For this exercise, repeat all of the material verbatim apart from its images.

── GIVEN INFORMATION ──

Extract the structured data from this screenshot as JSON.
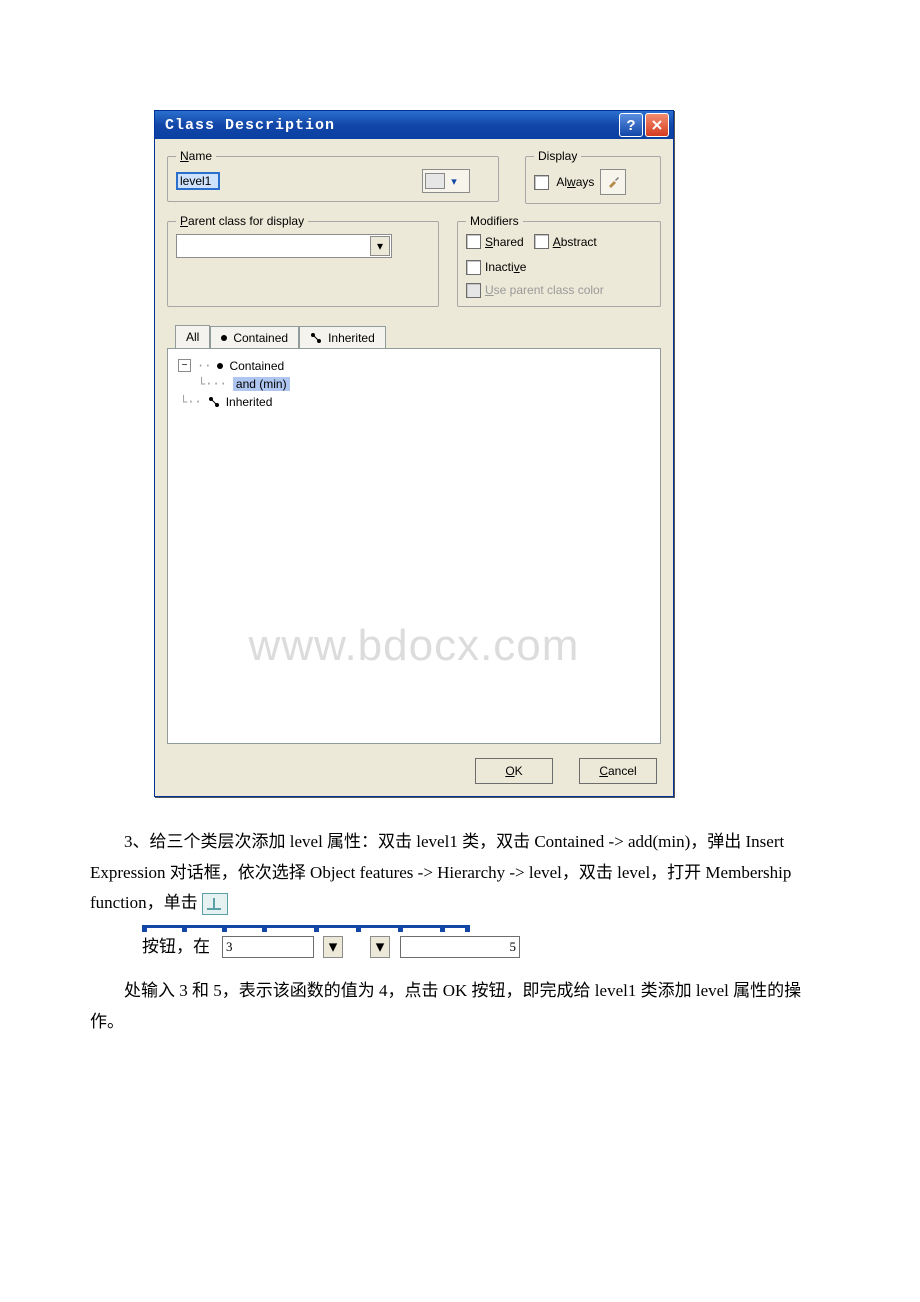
{
  "dialog": {
    "title": "Class Description",
    "name_group": {
      "legend_prefix": "N",
      "legend_rest": "ame",
      "value": "level1"
    },
    "display_group": {
      "legend": "Display",
      "always_prefix": "Al",
      "always_u": "w",
      "always_rest": "ays"
    },
    "parent_group": {
      "legend_prefix": "P",
      "legend_rest": "arent class for display"
    },
    "modifiers_group": {
      "legend": "Modifiers",
      "shared_u": "S",
      "shared_rest": "hared",
      "abstract_u": "A",
      "abstract_rest": "bstract",
      "inactive_pre": "Inacti",
      "inactive_u": "v",
      "inactive_post": "e",
      "useparent_u": "U",
      "useparent_rest": "se parent class color"
    },
    "tabs": {
      "all": "All",
      "contained": "Contained",
      "inherited": "Inherited"
    },
    "tree": {
      "node_contained": "Contained",
      "node_andmin": "and (min)",
      "node_inherited": "Inherited"
    },
    "buttons": {
      "ok_u": "O",
      "ok_rest": "K",
      "cancel_u": "C",
      "cancel_rest": "ancel"
    },
    "watermark": "www.bdocx.com"
  },
  "doc": {
    "p1": "3、给三个类层次添加 level 属性：双击 level1 类，双击 Contained -> add(min)，弹出 Insert Expression 对话框，依次选择 Object features -> Hierarchy -> level，双击 level，打开 Membership function，单击",
    "p2a": "按钮，在",
    "func_left": "3",
    "func_right": "5",
    "p3": "处输入 3 和 5，表示该函数的值为 4，点击 OK 按钮，即完成给 level1 类添加 level 属性的操作。"
  }
}
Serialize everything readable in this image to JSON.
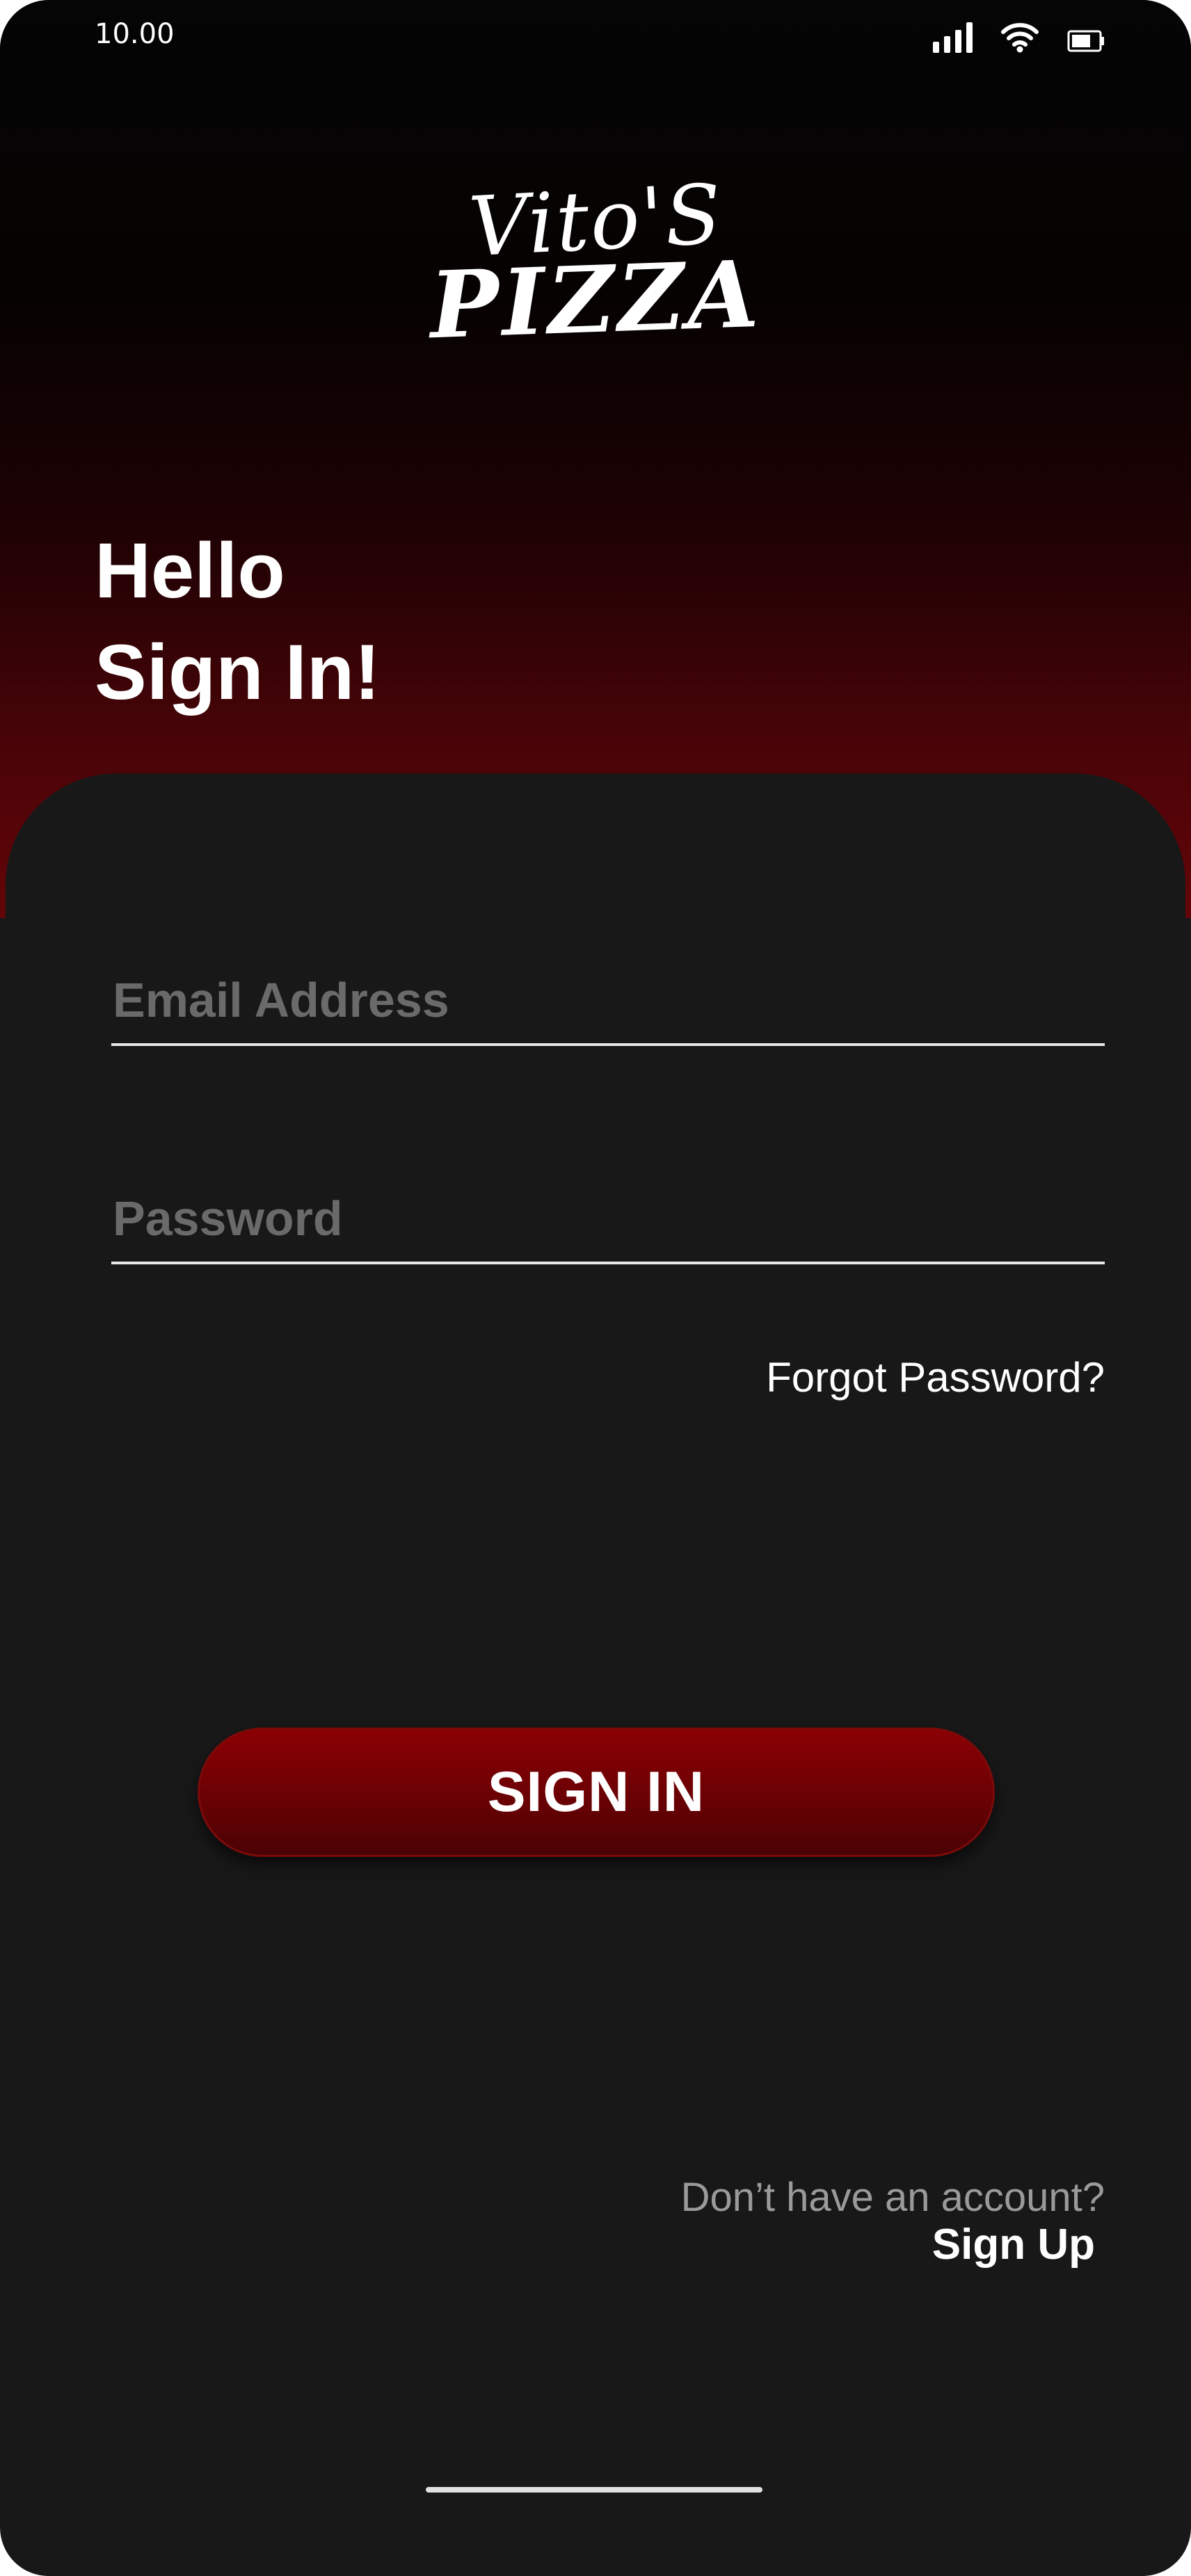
{
  "status_bar": {
    "time": "10.00",
    "icons": [
      "signal-icon",
      "wifi-icon",
      "battery-icon"
    ]
  },
  "logo": {
    "line1": "Vito'S",
    "line2": "PIZZA"
  },
  "greeting": {
    "line1": "Hello",
    "line2": "Sign In!"
  },
  "form": {
    "email_placeholder": "Email Address",
    "email_value": "",
    "password_placeholder": "Password",
    "password_value": "",
    "forgot_label": "Forgot Password?",
    "submit_label": "SIGN IN"
  },
  "footer": {
    "prompt": "Don’t have an account?",
    "signup_label": "Sign Up"
  },
  "colors": {
    "background": "#181818",
    "accent": "#8b0004",
    "text": "#ffffff",
    "muted": "#9a9a9a"
  }
}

───

OUTPUT OF THE EXERCISE -
Extract the structured data from this screenshot as JSON.
{
  "dialog": {
    "title": "Class Description",
    "name_group": {
      "legend_prefix": "N",
      "legend_rest": "ame",
      "value": "level1"
    },
    "display_group": {
      "legend": "Display",
      "always_prefix": "Al",
      "always_u": "w",
      "always_rest": "ays"
    },
    "parent_group": {
      "legend_prefix": "P",
      "legend_rest": "arent class for display"
    },
    "modifiers_group": {
      "legend": "Modifiers",
      "shared_u": "S",
      "shared_rest": "hared",
      "abstract_u": "A",
      "abstract_rest": "bstract",
      "inactive_pre": "Inacti",
      "inactive_u": "v",
      "inactive_post": "e",
      "useparent_u": "U",
      "useparent_rest": "se parent class color"
    },
    "tabs": {
      "all": "All",
      "contained": "Contained",
      "inherited": "Inherited"
    },
    "tree": {
      "node_contained": "Contained",
      "node_andmin": "and (min)",
      "node_inherited": "Inherited"
    },
    "buttons": {
      "ok_u": "O",
      "ok_rest": "K",
      "cancel_u": "C",
      "cancel_rest": "ancel"
    },
    "watermark": "www.bdocx.com"
  },
  "doc": {
    "p1": "3、给三个类层次添加 level 属性：双击 level1 类，双击 Contained -> add(min)，弹出 Insert Expression 对话框，依次选择 Object features -> Hierarchy -> level，双击 level，打开 Membership function，单击",
    "p2a": "按钮，在",
    "func_left": "3",
    "func_right": "5",
    "p3": "处输入 3 和 5，表示该函数的值为 4，点击 OK 按钮，即完成给 level1 类添加 level 属性的操作。"
  }
}
Serialize everything readable in this image to JSON.
{
  "status_bar": {
    "time": "10.00",
    "icons": [
      "signal-icon",
      "wifi-icon",
      "battery-icon"
    ]
  },
  "logo": {
    "line1": "Vito'S",
    "line2": "PIZZA"
  },
  "greeting": {
    "line1": "Hello",
    "line2": "Sign In!"
  },
  "form": {
    "email_placeholder": "Email Address",
    "email_value": "",
    "password_placeholder": "Password",
    "password_value": "",
    "forgot_label": "Forgot Password?",
    "submit_label": "SIGN IN"
  },
  "footer": {
    "prompt": "Don’t have an account?",
    "signup_label": "Sign Up"
  },
  "colors": {
    "background": "#181818",
    "accent": "#8b0004",
    "text": "#ffffff",
    "muted": "#9a9a9a"
  }
}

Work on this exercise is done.